■ AUFGABE
Schreib die Zeilen ab der Zeile mit „density-blob <box>1193 523 1254 565</box>“ bis einschließlich der Zeile mit „density-blob <box>256 431 300 479</box>“ noch einmal ab und tausche dabei „x-tick-label“ gegen „x-axis-label“. Alles andere bleibt unverändert.

■ EINGABEDATEN
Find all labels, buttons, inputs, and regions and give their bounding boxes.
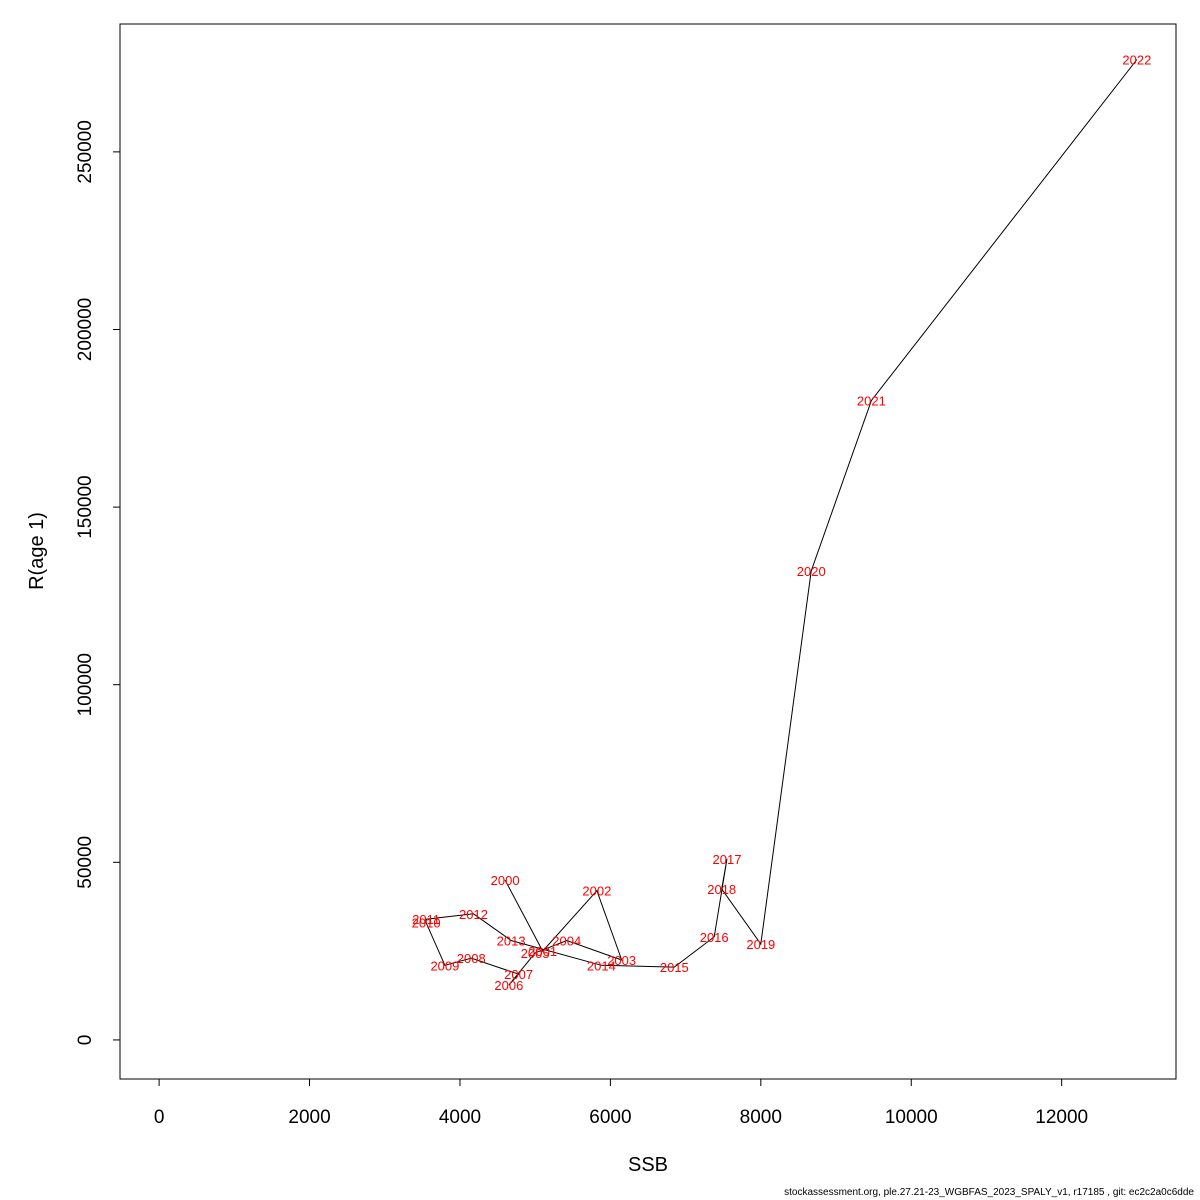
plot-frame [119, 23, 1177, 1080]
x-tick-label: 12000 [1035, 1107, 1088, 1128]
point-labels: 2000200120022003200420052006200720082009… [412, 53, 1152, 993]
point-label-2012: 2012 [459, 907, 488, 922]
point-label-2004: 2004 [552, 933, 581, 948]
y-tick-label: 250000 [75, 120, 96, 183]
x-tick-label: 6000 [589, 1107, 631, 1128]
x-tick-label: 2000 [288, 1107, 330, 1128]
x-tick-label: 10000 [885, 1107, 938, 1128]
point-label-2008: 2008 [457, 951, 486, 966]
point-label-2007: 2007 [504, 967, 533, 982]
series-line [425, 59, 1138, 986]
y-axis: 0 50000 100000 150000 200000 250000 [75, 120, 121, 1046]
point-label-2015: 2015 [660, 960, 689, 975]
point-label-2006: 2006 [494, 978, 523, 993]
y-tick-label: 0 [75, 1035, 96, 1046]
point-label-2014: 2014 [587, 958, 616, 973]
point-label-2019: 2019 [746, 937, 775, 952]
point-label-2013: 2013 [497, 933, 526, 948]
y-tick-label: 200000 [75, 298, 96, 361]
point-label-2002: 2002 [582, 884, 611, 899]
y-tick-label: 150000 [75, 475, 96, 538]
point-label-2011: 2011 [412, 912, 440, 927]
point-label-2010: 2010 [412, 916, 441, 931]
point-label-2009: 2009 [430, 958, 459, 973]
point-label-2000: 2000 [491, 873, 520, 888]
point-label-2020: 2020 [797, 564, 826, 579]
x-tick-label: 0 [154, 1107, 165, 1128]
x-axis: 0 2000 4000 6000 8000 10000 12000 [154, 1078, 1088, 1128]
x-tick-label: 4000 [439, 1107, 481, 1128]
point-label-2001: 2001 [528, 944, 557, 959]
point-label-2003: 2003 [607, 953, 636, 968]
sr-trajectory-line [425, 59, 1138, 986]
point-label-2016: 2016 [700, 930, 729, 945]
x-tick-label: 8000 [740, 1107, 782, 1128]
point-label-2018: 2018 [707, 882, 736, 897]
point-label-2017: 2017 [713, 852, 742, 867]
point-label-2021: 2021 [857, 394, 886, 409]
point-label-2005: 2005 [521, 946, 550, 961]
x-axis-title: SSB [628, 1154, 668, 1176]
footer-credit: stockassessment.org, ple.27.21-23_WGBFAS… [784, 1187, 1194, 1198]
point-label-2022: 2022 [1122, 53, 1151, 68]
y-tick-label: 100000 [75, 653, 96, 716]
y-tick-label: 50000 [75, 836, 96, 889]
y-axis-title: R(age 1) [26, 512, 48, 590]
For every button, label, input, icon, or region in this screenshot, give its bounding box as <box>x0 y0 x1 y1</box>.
---
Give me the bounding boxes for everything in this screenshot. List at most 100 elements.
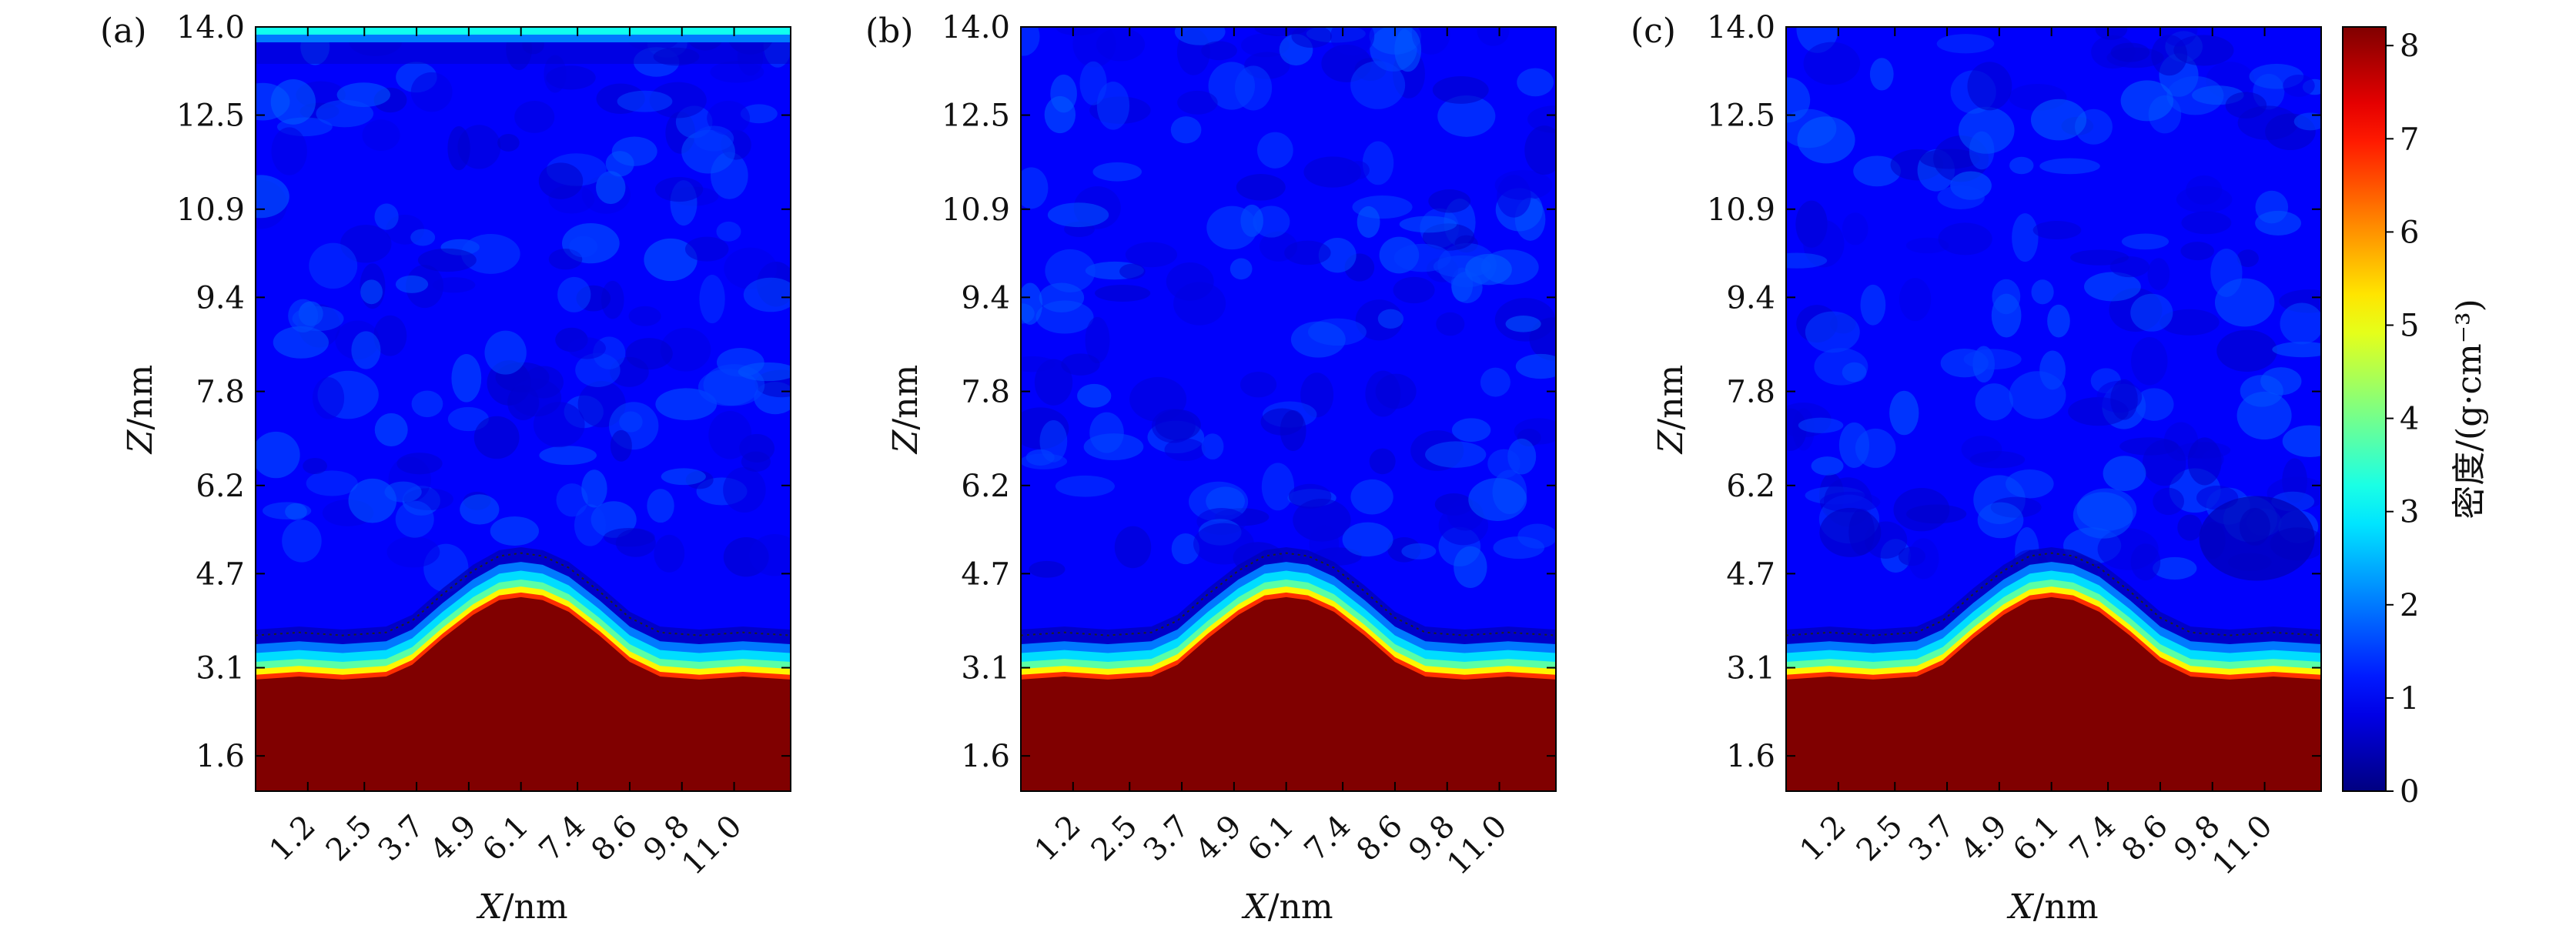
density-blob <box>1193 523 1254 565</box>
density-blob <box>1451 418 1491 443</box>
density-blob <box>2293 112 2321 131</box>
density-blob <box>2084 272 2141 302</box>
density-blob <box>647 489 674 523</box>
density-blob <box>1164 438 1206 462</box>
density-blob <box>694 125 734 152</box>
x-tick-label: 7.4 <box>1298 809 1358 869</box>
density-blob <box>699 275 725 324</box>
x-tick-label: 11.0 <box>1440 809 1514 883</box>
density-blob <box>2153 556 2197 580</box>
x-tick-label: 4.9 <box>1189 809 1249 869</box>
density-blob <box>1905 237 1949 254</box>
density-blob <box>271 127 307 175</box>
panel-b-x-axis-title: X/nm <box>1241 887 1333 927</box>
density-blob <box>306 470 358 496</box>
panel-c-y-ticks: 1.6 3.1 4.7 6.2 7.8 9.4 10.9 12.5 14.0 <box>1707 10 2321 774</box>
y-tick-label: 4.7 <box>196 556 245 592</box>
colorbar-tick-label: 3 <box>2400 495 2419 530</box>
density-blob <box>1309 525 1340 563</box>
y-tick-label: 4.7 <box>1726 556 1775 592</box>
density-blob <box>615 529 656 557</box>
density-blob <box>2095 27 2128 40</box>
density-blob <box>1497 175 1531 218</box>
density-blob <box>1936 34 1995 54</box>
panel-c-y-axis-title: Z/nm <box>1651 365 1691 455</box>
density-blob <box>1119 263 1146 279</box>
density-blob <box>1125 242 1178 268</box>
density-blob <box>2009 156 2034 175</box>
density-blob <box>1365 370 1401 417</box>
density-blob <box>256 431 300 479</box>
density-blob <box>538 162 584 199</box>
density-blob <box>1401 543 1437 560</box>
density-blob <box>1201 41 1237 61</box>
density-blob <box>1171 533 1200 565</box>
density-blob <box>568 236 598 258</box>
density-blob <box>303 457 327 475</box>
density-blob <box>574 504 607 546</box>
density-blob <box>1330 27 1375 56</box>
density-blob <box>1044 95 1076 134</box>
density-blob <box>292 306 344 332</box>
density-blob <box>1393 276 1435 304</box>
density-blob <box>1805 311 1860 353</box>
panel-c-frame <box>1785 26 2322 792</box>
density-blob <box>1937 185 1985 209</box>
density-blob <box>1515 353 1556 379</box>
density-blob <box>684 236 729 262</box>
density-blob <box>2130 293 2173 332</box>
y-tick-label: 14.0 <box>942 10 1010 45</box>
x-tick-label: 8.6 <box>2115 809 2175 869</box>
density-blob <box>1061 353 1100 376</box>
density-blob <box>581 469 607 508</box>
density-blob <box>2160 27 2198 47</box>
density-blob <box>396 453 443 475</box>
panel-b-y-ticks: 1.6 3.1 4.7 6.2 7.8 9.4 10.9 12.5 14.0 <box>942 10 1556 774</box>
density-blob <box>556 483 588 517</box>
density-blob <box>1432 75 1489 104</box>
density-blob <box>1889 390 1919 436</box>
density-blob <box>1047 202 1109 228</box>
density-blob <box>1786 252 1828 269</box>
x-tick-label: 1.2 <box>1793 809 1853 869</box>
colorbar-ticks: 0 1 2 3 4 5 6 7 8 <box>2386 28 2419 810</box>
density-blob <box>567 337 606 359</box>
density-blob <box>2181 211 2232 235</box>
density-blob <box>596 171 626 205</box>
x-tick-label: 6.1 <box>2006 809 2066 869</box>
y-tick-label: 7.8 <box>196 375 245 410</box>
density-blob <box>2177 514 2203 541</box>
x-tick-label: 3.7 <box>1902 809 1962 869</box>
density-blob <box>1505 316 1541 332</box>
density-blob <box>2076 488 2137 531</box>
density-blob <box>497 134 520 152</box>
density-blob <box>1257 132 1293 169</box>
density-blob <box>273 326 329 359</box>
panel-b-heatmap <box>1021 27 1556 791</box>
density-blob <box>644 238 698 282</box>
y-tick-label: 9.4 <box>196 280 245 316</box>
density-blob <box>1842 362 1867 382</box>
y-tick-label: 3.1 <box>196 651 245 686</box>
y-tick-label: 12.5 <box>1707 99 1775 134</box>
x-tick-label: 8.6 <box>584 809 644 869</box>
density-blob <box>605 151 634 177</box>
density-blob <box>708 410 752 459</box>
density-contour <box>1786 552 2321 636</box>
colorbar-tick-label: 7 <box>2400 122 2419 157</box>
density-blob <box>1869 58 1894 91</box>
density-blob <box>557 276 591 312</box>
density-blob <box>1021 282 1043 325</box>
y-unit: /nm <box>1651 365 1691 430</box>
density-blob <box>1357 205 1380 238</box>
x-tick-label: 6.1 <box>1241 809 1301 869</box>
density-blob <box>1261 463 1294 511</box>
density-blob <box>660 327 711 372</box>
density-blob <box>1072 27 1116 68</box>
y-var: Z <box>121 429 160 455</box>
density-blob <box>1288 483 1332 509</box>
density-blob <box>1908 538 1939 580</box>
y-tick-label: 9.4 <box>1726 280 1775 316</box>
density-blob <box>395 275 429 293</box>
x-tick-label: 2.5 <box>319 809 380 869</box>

■ ANTWORT
density-blob <box>1193 523 1254 565</box>
density-blob <box>1451 418 1491 443</box>
density-blob <box>2293 112 2321 131</box>
density-blob <box>2084 272 2141 302</box>
density-blob <box>647 489 674 523</box>
density-blob <box>1164 438 1206 462</box>
density-blob <box>694 125 734 152</box>
x-axis-label: 7.4 <box>1298 809 1358 869</box>
density-blob <box>699 275 725 324</box>
x-axis-label: 11.0 <box>1440 809 1514 883</box>
density-blob <box>2153 556 2197 580</box>
x-axis-label: 4.9 <box>1189 809 1249 869</box>
density-blob <box>1905 237 1949 254</box>
density-blob <box>271 127 307 175</box>
panel-b-x-axis-title: X/nm <box>1241 887 1333 927</box>
density-blob <box>306 470 358 496</box>
panel-c-y-ticks: 1.6 3.1 4.7 6.2 7.8 9.4 10.9 12.5 14.0 <box>1707 10 2321 774</box>
y-tick-label: 4.7 <box>196 556 245 592</box>
colorbar-tick-label: 3 <box>2400 495 2419 530</box>
density-blob <box>1309 525 1340 563</box>
y-tick-label: 4.7 <box>1726 556 1775 592</box>
density-blob <box>615 529 656 557</box>
density-blob <box>2095 27 2128 40</box>
density-blob <box>1497 175 1531 218</box>
density-blob <box>1936 34 1995 54</box>
panel-c-y-axis-title: Z/nm <box>1651 365 1691 455</box>
density-blob <box>1119 263 1146 279</box>
density-blob <box>1125 242 1178 268</box>
density-blob <box>2009 156 2034 175</box>
density-blob <box>1365 370 1401 417</box>
density-blob <box>256 431 300 479</box>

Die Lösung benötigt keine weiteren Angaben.